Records
_ _ _ _ _ _ _
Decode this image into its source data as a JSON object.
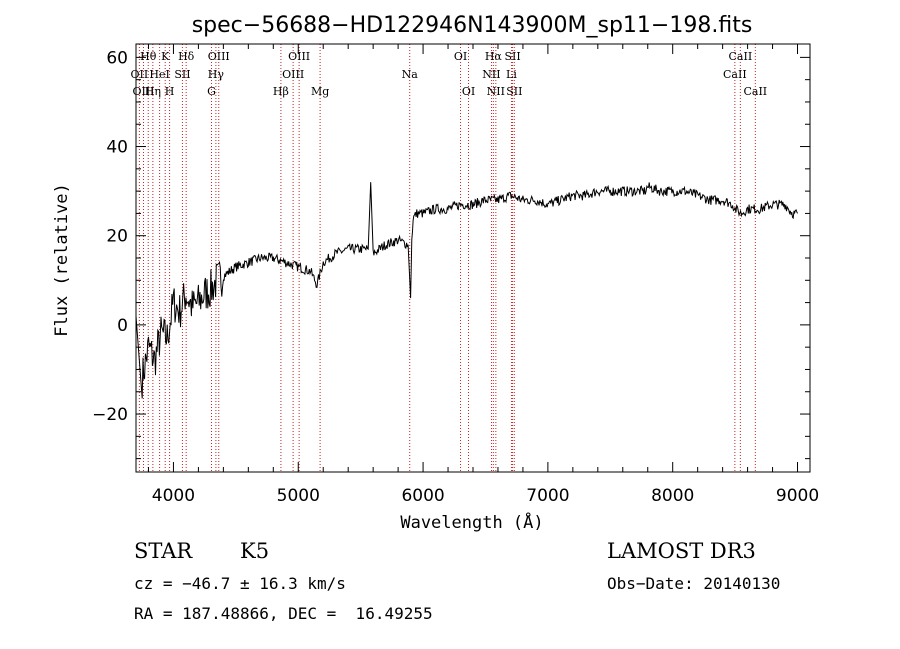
{
  "chart_data": {
    "type": "line",
    "title": "spec−56688−HD122946N143900M_sp11−198.fits",
    "xlabel": "Wavelength (Å)",
    "ylabel": "Flux (relative)",
    "xlim": [
      3700,
      9100
    ],
    "ylim": [
      -33,
      63
    ],
    "xticks": [
      4000,
      5000,
      6000,
      7000,
      8000,
      9000
    ],
    "yticks": [
      -20,
      0,
      20,
      40,
      60
    ],
    "x": [
      3700,
      3750,
      3800,
      3850,
      3900,
      3950,
      4000,
      4050,
      4100,
      4150,
      4200,
      4250,
      4300,
      4350,
      4400,
      4500,
      4600,
      4700,
      4800,
      4900,
      5000,
      5100,
      5150,
      5200,
      5300,
      5400,
      5500,
      5560,
      5580,
      5600,
      5700,
      5800,
      5880,
      5900,
      5910,
      5920,
      5950,
      6000,
      6100,
      6200,
      6300,
      6400,
      6500,
      6600,
      6700,
      6800,
      6900,
      7000,
      7100,
      7200,
      7300,
      7400,
      7500,
      7600,
      7700,
      7780,
      7800,
      7900,
      8000,
      8100,
      8200,
      8300,
      8400,
      8480,
      8500,
      8550,
      8600,
      8700,
      8800,
      8900,
      8960,
      9000
    ],
    "values": [
      2,
      -12,
      -5,
      -8,
      -2,
      -3,
      5,
      3,
      7,
      4,
      5,
      7,
      8,
      10,
      11,
      13,
      14,
      15,
      15,
      14,
      13,
      12,
      9,
      14,
      16,
      17,
      17,
      17,
      32,
      16,
      18,
      19,
      18,
      6,
      19,
      24,
      25,
      25,
      26,
      26,
      27,
      27,
      28,
      28,
      29,
      28,
      28,
      27,
      28,
      29,
      29,
      30,
      30,
      30,
      30,
      30,
      31,
      30,
      30,
      30,
      29,
      28,
      28,
      27,
      26,
      25,
      26,
      26,
      27,
      27,
      25,
      25
    ],
    "line_labels": [
      {
        "text": "Hθ",
        "x": 3798
      },
      {
        "text": "K",
        "x": 3934
      },
      {
        "text": "Hδ",
        "x": 4102
      },
      {
        "text": "OIII",
        "x": 4363
      },
      {
        "text": "OIII",
        "x": 5007
      },
      {
        "text": "OI",
        "x": 6300
      },
      {
        "text": "Hα",
        "x": 6563
      },
      {
        "text": "SII",
        "x": 6717
      },
      {
        "text": "CaII",
        "x": 8542
      },
      {
        "text": "OII",
        "x": 3727
      },
      {
        "text": "HeI",
        "x": 3889
      },
      {
        "text": "SII",
        "x": 4072
      },
      {
        "text": "Hγ",
        "x": 4340
      },
      {
        "text": "OIII",
        "x": 4959
      },
      {
        "text": "Na",
        "x": 5893
      },
      {
        "text": "NII",
        "x": 6548
      },
      {
        "text": "Li",
        "x": 6708
      },
      {
        "text": "CaII",
        "x": 8498
      },
      {
        "text": "OIII",
        "x": 3760
      },
      {
        "text": "Hη",
        "x": 3835
      },
      {
        "text": "H",
        "x": 3969
      },
      {
        "text": "G",
        "x": 4305
      },
      {
        "text": "Hβ",
        "x": 4861
      },
      {
        "text": "Mg",
        "x": 5175
      },
      {
        "text": "OI",
        "x": 6364
      },
      {
        "text": "NII",
        "x": 6583
      },
      {
        "text": "SII",
        "x": 6731
      },
      {
        "text": "CaII",
        "x": 8662
      }
    ]
  },
  "info": {
    "object_class": "STAR",
    "subclass": "K5",
    "survey": "LAMOST DR3",
    "cz": "cz = −46.7 ± 16.3 km/s",
    "obs_date": "Obs−Date: 20140130",
    "coords": "RA = 187.48866, DEC =  16.49255"
  }
}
_ _ _ _ _ _ _
Problem description | Set every line down exactly as written, leaving each picture out.

Result for this exercise |
Decode this image into its source data as a JSON object.
{
  "chart_data": {
    "type": "line",
    "title": "spec−56688−HD122946N143900M_sp11−198.fits",
    "xlabel": "Wavelength (Å)",
    "ylabel": "Flux (relative)",
    "xlim": [
      3700,
      9100
    ],
    "ylim": [
      -33,
      63
    ],
    "xticks": [
      4000,
      5000,
      6000,
      7000,
      8000,
      9000
    ],
    "yticks": [
      -20,
      0,
      20,
      40,
      60
    ],
    "x": [
      3700,
      3750,
      3800,
      3850,
      3900,
      3950,
      4000,
      4050,
      4100,
      4150,
      4200,
      4250,
      4300,
      4350,
      4400,
      4500,
      4600,
      4700,
      4800,
      4900,
      5000,
      5100,
      5150,
      5200,
      5300,
      5400,
      5500,
      5560,
      5580,
      5600,
      5700,
      5800,
      5880,
      5900,
      5910,
      5920,
      5950,
      6000,
      6100,
      6200,
      6300,
      6400,
      6500,
      6600,
      6700,
      6800,
      6900,
      7000,
      7100,
      7200,
      7300,
      7400,
      7500,
      7600,
      7700,
      7780,
      7800,
      7900,
      8000,
      8100,
      8200,
      8300,
      8400,
      8480,
      8500,
      8550,
      8600,
      8700,
      8800,
      8900,
      8960,
      9000
    ],
    "values": [
      2,
      -12,
      -5,
      -8,
      -2,
      -3,
      5,
      3,
      7,
      4,
      5,
      7,
      8,
      10,
      11,
      13,
      14,
      15,
      15,
      14,
      13,
      12,
      9,
      14,
      16,
      17,
      17,
      17,
      32,
      16,
      18,
      19,
      18,
      6,
      19,
      24,
      25,
      25,
      26,
      26,
      27,
      27,
      28,
      28,
      29,
      28,
      28,
      27,
      28,
      29,
      29,
      30,
      30,
      30,
      30,
      30,
      31,
      30,
      30,
      30,
      29,
      28,
      28,
      27,
      26,
      25,
      26,
      26,
      27,
      27,
      25,
      25
    ],
    "line_labels": [
      {
        "text": "Hθ",
        "x": 3798
      },
      {
        "text": "K",
        "x": 3934
      },
      {
        "text": "Hδ",
        "x": 4102
      },
      {
        "text": "OIII",
        "x": 4363
      },
      {
        "text": "OIII",
        "x": 5007
      },
      {
        "text": "OI",
        "x": 6300
      },
      {
        "text": "Hα",
        "x": 6563
      },
      {
        "text": "SII",
        "x": 6717
      },
      {
        "text": "CaII",
        "x": 8542
      },
      {
        "text": "OII",
        "x": 3727
      },
      {
        "text": "HeI",
        "x": 3889
      },
      {
        "text": "SII",
        "x": 4072
      },
      {
        "text": "Hγ",
        "x": 4340
      },
      {
        "text": "OIII",
        "x": 4959
      },
      {
        "text": "Na",
        "x": 5893
      },
      {
        "text": "NII",
        "x": 6548
      },
      {
        "text": "Li",
        "x": 6708
      },
      {
        "text": "CaII",
        "x": 8498
      },
      {
        "text": "OIII",
        "x": 3760
      },
      {
        "text": "Hη",
        "x": 3835
      },
      {
        "text": "H",
        "x": 3969
      },
      {
        "text": "G",
        "x": 4305
      },
      {
        "text": "Hβ",
        "x": 4861
      },
      {
        "text": "Mg",
        "x": 5175
      },
      {
        "text": "OI",
        "x": 6364
      },
      {
        "text": "NII",
        "x": 6583
      },
      {
        "text": "SII",
        "x": 6731
      },
      {
        "text": "CaII",
        "x": 8662
      }
    ]
  },
  "info": {
    "object_class": "STAR",
    "subclass": "K5",
    "survey": "LAMOST DR3",
    "cz": "cz = −46.7 ± 16.3 km/s",
    "obs_date": "Obs−Date: 20140130",
    "coords": "RA = 187.48866, DEC =  16.49255"
  }
}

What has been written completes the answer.